**Required work**
Report how many lines contain "What". The answer is a single number.

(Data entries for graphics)
★ ★ ★ ★ ★

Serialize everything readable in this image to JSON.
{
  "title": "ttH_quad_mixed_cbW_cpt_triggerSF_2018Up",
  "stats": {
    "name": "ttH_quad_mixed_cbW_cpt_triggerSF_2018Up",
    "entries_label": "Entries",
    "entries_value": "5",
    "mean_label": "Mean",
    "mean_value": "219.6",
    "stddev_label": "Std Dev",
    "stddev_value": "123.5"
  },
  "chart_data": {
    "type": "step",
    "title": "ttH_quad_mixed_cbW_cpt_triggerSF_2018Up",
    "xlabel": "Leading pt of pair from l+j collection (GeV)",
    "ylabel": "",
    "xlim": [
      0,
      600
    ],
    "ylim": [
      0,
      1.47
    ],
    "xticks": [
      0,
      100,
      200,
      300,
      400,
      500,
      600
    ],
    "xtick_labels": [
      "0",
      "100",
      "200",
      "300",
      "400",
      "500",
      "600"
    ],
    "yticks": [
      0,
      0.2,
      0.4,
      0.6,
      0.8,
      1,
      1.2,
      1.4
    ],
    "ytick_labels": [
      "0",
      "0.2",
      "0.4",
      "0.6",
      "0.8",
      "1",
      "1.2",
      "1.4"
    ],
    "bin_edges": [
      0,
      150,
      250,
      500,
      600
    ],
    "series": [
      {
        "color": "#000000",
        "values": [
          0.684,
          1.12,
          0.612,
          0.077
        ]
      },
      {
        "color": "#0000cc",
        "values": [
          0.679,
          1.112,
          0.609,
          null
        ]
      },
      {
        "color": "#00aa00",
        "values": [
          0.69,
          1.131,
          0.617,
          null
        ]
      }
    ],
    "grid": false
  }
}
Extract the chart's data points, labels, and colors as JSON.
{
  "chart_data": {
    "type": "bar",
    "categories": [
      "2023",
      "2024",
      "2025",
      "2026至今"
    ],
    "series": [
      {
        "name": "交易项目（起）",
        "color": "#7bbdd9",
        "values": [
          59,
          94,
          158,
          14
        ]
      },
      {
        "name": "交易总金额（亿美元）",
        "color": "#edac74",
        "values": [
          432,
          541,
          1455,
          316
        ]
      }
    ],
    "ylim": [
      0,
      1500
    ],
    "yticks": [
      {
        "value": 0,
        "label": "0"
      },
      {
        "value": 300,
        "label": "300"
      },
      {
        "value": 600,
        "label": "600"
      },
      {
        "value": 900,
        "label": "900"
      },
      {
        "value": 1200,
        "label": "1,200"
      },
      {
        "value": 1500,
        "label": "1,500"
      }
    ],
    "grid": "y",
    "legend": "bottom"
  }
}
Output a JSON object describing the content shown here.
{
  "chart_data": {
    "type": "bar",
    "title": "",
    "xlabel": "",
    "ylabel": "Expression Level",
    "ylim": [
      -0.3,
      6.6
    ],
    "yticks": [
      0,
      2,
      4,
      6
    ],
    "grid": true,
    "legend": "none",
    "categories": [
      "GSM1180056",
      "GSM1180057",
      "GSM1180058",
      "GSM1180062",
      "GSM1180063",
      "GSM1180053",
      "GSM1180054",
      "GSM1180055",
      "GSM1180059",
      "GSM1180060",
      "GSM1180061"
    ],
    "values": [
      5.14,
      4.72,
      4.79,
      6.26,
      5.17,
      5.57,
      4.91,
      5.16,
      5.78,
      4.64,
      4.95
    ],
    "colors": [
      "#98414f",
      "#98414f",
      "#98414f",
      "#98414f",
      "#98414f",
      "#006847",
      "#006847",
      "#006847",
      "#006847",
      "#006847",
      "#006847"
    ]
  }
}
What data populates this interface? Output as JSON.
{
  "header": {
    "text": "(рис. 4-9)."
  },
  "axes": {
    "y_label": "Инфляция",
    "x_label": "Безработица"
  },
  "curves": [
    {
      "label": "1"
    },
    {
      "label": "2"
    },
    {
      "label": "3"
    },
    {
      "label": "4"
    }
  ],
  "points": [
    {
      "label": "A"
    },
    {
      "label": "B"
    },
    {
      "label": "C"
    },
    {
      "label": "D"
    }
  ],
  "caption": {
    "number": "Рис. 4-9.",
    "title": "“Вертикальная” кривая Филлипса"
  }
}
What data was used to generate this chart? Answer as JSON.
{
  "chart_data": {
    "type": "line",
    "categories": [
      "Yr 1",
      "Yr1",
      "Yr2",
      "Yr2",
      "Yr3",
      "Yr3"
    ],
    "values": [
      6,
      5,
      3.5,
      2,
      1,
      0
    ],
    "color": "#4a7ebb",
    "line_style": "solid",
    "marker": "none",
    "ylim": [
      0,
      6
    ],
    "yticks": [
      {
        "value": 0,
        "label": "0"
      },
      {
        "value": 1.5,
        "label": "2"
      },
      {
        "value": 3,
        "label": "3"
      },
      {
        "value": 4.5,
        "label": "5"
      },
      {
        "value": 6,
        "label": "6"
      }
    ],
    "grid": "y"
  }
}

★ ★ ★ ★ ★

**The solution**
2